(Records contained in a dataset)
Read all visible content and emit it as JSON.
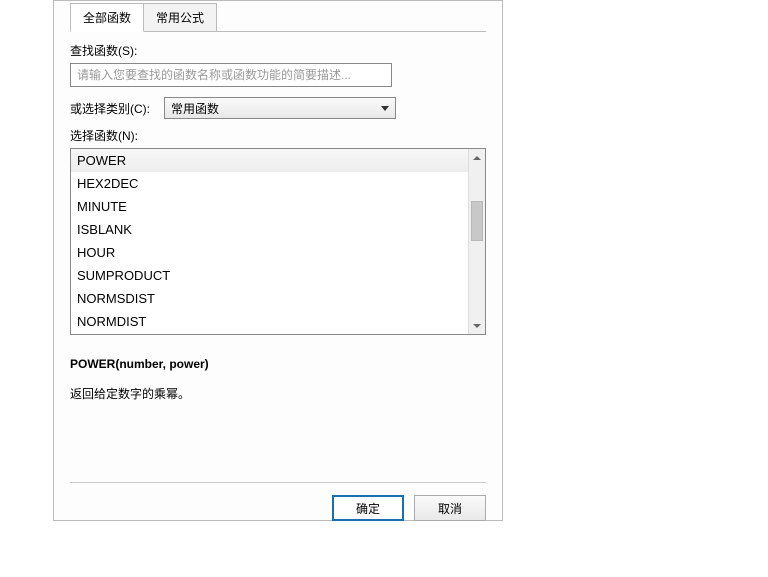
{
  "tabs": {
    "all_functions": "全部函数",
    "common_formulas": "常用公式"
  },
  "search": {
    "label": "查找函数(S):",
    "placeholder": "请输入您要查找的函数名称或函数功能的简要描述..."
  },
  "category": {
    "label": "或选择类别(C):",
    "selected": "常用函数"
  },
  "select_function": {
    "label": "选择函数(N):"
  },
  "functions": {
    "items": [
      "POWER",
      "HEX2DEC",
      "MINUTE",
      "ISBLANK",
      "HOUR",
      "SUMPRODUCT",
      "NORMSDIST",
      "NORMDIST"
    ]
  },
  "detail": {
    "signature": "POWER(number, power)",
    "description": "返回给定数字的乘幂。"
  },
  "buttons": {
    "ok": "确定",
    "cancel": "取消"
  }
}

Written exercise: Work through the records line by line and tally those with the word "label". Report only the total.

Exercise output: 3